[Layout annotation data]
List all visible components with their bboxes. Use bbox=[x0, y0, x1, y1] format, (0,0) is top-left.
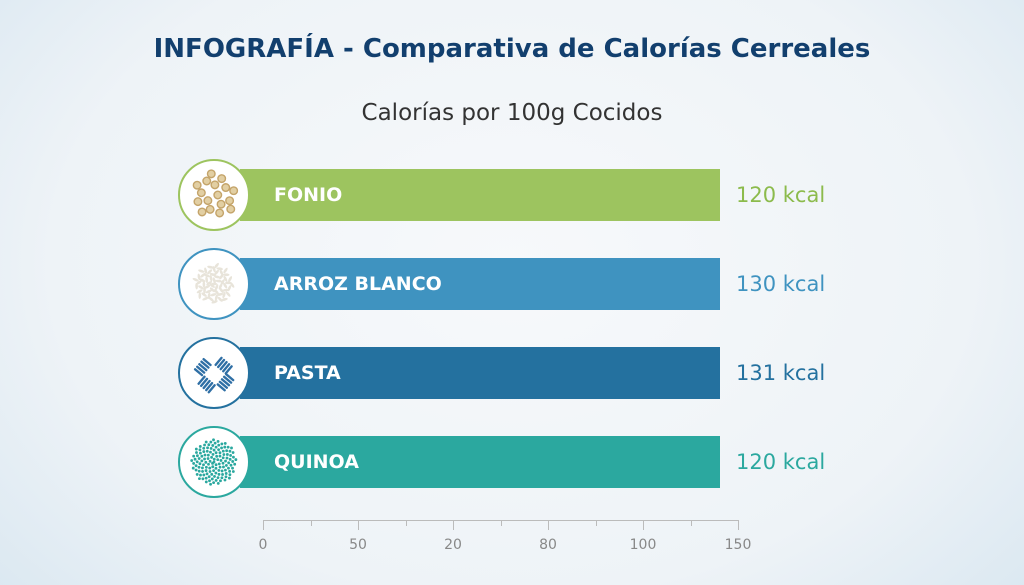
value-label: 131 kcal bbox=[736, 361, 826, 385]
bar-label: QUINOA bbox=[274, 451, 359, 473]
value-label: 120 kcal bbox=[736, 450, 826, 474]
x-tick bbox=[358, 520, 359, 530]
x-tick-label: 100 bbox=[629, 537, 657, 553]
bar-label: PASTA bbox=[274, 362, 341, 384]
x-tick bbox=[548, 520, 549, 530]
fonio-grains-icon bbox=[178, 159, 250, 231]
x-tick bbox=[500, 520, 502, 526]
chart-title: INFOGRAFÍA - Comparativa de Calorías Cer… bbox=[153, 34, 871, 64]
bar-label: FONIO bbox=[274, 184, 343, 206]
pasta-fusilli-icon bbox=[178, 337, 250, 409]
value-label: 120 kcal bbox=[736, 183, 826, 207]
x-tick-label: 20 bbox=[444, 537, 462, 553]
x-tick-label: 150 bbox=[724, 537, 752, 553]
x-tick-label: 50 bbox=[349, 537, 367, 553]
bar-fonio: FONIO bbox=[240, 169, 720, 221]
x-tick bbox=[738, 520, 739, 530]
bar-quinoa: QUINOA bbox=[240, 436, 720, 488]
x-tick bbox=[405, 520, 407, 526]
rice-grains-icon bbox=[178, 248, 250, 320]
bar-arroz-blanco: ARROZ BLANCO bbox=[240, 258, 720, 310]
x-tick bbox=[453, 520, 454, 530]
x-tick bbox=[310, 520, 312, 526]
x-tick bbox=[263, 520, 264, 530]
value-label: 130 kcal bbox=[736, 272, 826, 296]
x-tick bbox=[595, 520, 597, 526]
bar-pasta: PASTA bbox=[240, 347, 720, 399]
x-tick-label: 80 bbox=[539, 537, 557, 553]
chart-subtitle: Calorías por 100g Cocidos bbox=[361, 100, 663, 126]
bar-label: ARROZ BLANCO bbox=[274, 273, 442, 295]
quinoa-seeds-icon bbox=[178, 426, 250, 498]
x-tick bbox=[643, 520, 644, 530]
x-tick-label: 0 bbox=[258, 537, 268, 553]
x-tick bbox=[690, 520, 692, 526]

[WHAT THE TASK ASKS]
Rewrite the rows above with every "value-label" changed to "kcal-label" and everything else kept the same. Leave the pictures out of your answer.

[EXERCISE ANSWER]
List all visible components with their bboxes. Use bbox=[x0, y0, x1, y1] format, (0,0) is top-left.
kcal-label: 131 kcal bbox=[736, 361, 826, 385]
bar-label: QUINOA bbox=[274, 451, 359, 473]
kcal-label: 120 kcal bbox=[736, 450, 826, 474]
x-tick bbox=[358, 520, 359, 530]
x-tick-label: 100 bbox=[629, 537, 657, 553]
bar-label: PASTA bbox=[274, 362, 341, 384]
x-tick bbox=[548, 520, 549, 530]
fonio-grains-icon bbox=[178, 159, 250, 231]
x-tick bbox=[500, 520, 502, 526]
chart-title: INFOGRAFÍA - Comparativa de Calorías Cer… bbox=[153, 34, 871, 64]
bar-label: FONIO bbox=[274, 184, 343, 206]
pasta-fusilli-icon bbox=[178, 337, 250, 409]
kcal-label: 120 kcal bbox=[736, 183, 826, 207]
x-tick-label: 20 bbox=[444, 537, 462, 553]
x-tick-label: 150 bbox=[724, 537, 752, 553]
x-tick-label: 50 bbox=[349, 537, 367, 553]
bar-fonio: FONIO bbox=[240, 169, 720, 221]
x-tick bbox=[738, 520, 739, 530]
bar-quinoa: QUINOA bbox=[240, 436, 720, 488]
x-tick bbox=[405, 520, 407, 526]
rice-grains-icon bbox=[178, 248, 250, 320]
bar-arroz-blanco: ARROZ BLANCO bbox=[240, 258, 720, 310]
x-tick bbox=[453, 520, 454, 530]
x-tick bbox=[310, 520, 312, 526]
x-tick bbox=[263, 520, 264, 530]
kcal-label: 130 kcal bbox=[736, 272, 826, 296]
x-tick bbox=[595, 520, 597, 526]
bar-pasta: PASTA bbox=[240, 347, 720, 399]
x-tick-label: 80 bbox=[539, 537, 557, 553]
chart-subtitle: Calorías por 100g Cocidos bbox=[361, 100, 663, 126]
bar-label: ARROZ BLANCO bbox=[274, 273, 442, 295]
quinoa-seeds-icon bbox=[178, 426, 250, 498]
x-tick bbox=[643, 520, 644, 530]
x-tick-label: 0 bbox=[258, 537, 268, 553]
x-tick bbox=[690, 520, 692, 526]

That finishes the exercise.